### GIVEN REQUEST
Print all the data, keeping every line exactly as it is.

### RECORD LIST
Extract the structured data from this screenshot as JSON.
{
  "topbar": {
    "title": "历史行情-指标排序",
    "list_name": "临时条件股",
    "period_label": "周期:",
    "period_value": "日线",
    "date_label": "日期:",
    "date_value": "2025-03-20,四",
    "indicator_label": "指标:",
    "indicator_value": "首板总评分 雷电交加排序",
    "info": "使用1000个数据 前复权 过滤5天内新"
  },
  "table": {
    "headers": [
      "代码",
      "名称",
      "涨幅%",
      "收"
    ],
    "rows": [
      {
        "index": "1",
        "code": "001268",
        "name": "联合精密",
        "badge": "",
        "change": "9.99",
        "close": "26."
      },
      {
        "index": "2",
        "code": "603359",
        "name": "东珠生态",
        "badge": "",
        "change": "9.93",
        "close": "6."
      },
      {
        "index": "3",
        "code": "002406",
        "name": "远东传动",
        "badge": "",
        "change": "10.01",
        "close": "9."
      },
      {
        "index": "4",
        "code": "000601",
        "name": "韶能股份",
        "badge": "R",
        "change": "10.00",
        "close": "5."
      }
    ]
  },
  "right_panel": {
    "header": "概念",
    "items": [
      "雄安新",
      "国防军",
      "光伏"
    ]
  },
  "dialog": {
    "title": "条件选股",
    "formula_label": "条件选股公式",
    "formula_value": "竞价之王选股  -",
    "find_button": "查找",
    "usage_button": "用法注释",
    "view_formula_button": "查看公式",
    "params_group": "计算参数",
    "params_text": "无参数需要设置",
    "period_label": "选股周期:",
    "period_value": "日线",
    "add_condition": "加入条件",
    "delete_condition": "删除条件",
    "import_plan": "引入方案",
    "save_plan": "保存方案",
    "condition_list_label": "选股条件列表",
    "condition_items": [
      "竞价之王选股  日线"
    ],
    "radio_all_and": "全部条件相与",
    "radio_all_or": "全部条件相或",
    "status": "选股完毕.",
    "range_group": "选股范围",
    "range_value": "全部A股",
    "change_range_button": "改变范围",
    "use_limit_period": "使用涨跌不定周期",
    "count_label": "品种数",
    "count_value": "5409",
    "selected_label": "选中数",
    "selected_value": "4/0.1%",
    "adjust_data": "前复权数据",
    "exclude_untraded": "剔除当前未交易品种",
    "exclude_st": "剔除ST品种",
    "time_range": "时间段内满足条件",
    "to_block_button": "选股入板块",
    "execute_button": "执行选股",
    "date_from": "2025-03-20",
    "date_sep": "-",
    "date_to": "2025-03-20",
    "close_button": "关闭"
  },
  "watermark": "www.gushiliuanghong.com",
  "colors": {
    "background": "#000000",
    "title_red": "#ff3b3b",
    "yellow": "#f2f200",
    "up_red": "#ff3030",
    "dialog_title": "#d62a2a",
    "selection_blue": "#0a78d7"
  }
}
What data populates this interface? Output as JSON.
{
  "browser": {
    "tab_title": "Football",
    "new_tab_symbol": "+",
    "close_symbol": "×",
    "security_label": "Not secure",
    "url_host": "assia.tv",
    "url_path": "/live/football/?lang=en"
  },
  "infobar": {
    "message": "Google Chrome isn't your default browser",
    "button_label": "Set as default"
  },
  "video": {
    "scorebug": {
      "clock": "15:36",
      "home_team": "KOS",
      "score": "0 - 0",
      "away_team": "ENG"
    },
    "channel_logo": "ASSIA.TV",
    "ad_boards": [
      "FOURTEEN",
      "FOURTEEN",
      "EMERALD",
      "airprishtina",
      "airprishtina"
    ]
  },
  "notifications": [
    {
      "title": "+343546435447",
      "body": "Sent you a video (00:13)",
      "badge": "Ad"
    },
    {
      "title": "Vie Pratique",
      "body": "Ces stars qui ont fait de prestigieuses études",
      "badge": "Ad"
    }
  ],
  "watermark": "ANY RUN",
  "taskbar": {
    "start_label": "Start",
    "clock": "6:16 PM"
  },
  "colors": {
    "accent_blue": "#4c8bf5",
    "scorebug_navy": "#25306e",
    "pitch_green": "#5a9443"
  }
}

### OUTPUT FOR THIS EXERCISE
Extract the structured data from this screenshot as JSON.
{
  "topbar": {
    "title": "历史行情-指标排序",
    "list_name": "临时条件股",
    "period_label": "周期:",
    "period_value": "日线",
    "date_label": "日期:",
    "date_value": "2025-03-20,四",
    "indicator_label": "指标:",
    "indicator_value": "首板总评分 雷电交加排序",
    "info": "使用1000个数据 前复权 过滤5天内新"
  },
  "table": {
    "headers": [
      "代码",
      "名称",
      "涨幅%",
      "收"
    ],
    "rows": [
      {
        "index": "1",
        "code": "001268",
        "name": "联合精密",
        "badge": "",
        "change": "9.99",
        "close": "26."
      },
      {
        "index": "2",
        "code": "603359",
        "name": "东珠生态",
        "badge": "",
        "change": "9.93",
        "close": "6."
      },
      {
        "index": "3",
        "code": "002406",
        "name": "远东传动",
        "badge": "",
        "change": "10.01",
        "close": "9."
      },
      {
        "index": "4",
        "code": "000601",
        "name": "韶能股份",
        "badge": "R",
        "change": "10.00",
        "close": "5."
      }
    ]
  },
  "right_panel": {
    "header": "概念",
    "items": [
      "雄安新",
      "国防军",
      "光伏"
    ]
  },
  "dialog": {
    "title": "条件选股",
    "formula_label": "条件选股公式",
    "formula_value": "竞价之王选股  -",
    "find_button": "查找",
    "usage_button": "用法注释",
    "view_formula_button": "查看公式",
    "params_group": "计算参数",
    "params_text": "无参数需要设置",
    "period_label": "选股周期:",
    "period_value": "日线",
    "add_condition": "加入条件",
    "delete_condition": "删除条件",
    "import_plan": "引入方案",
    "save_plan": "保存方案",
    "condition_list_label": "选股条件列表",
    "condition_items": [
      "竞价之王选股  日线"
    ],
    "radio_all_and": "全部条件相与",
    "radio_all_or": "全部条件相或",
    "status": "选股完毕.",
    "range_group": "选股范围",
    "range_value": "全部A股",
    "change_range_button": "改变范围",
    "use_limit_period": "使用涨跌不定周期",
    "count_label": "品种数",
    "count_value": "5409",
    "selected_label": "选中数",
    "selected_value": "4/0.1%",
    "adjust_data": "前复权数据",
    "exclude_untraded": "剔除当前未交易品种",
    "exclude_st": "剔除ST品种",
    "time_range": "时间段内满足条件",
    "to_block_button": "选股入板块",
    "execute_button": "执行选股",
    "date_from": "2025-03-20",
    "date_sep": "-",
    "date_to": "2025-03-20",
    "close_button": "关闭"
  },
  "watermark": "www.gushiliuanghong.com",
  "colors": {
    "background": "#000000",
    "title_red": "#ff3b3b",
    "yellow": "#f2f200",
    "up_red": "#ff3030",
    "dialog_title": "#d62a2a",
    "selection_blue": "#0a78d7"
  }
}
What data populates this interface? Output as JSON.
{
  "browser": {
    "tab_title": "Football",
    "new_tab_symbol": "+",
    "close_symbol": "×",
    "security_label": "Not secure",
    "url_host": "assia.tv",
    "url_path": "/live/football/?lang=en"
  },
  "infobar": {
    "message": "Google Chrome isn't your default browser",
    "button_label": "Set as default"
  },
  "video": {
    "scorebug": {
      "clock": "15:36",
      "home_team": "KOS",
      "score": "0 - 0",
      "away_team": "ENG"
    },
    "channel_logo": "ASSIA.TV",
    "ad_boards": [
      "FOURTEEN",
      "FOURTEEN",
      "EMERALD",
      "airprishtina",
      "airprishtina"
    ]
  },
  "notifications": [
    {
      "title": "+343546435447",
      "body": "Sent you a video (00:13)",
      "badge": "Ad"
    },
    {
      "title": "Vie Pratique",
      "body": "Ces stars qui ont fait de prestigieuses études",
      "badge": "Ad"
    }
  ],
  "watermark": "ANY RUN",
  "taskbar": {
    "start_label": "Start",
    "clock": "6:16 PM"
  },
  "colors": {
    "accent_blue": "#4c8bf5",
    "scorebug_navy": "#25306e",
    "pitch_green": "#5a9443"
  }
}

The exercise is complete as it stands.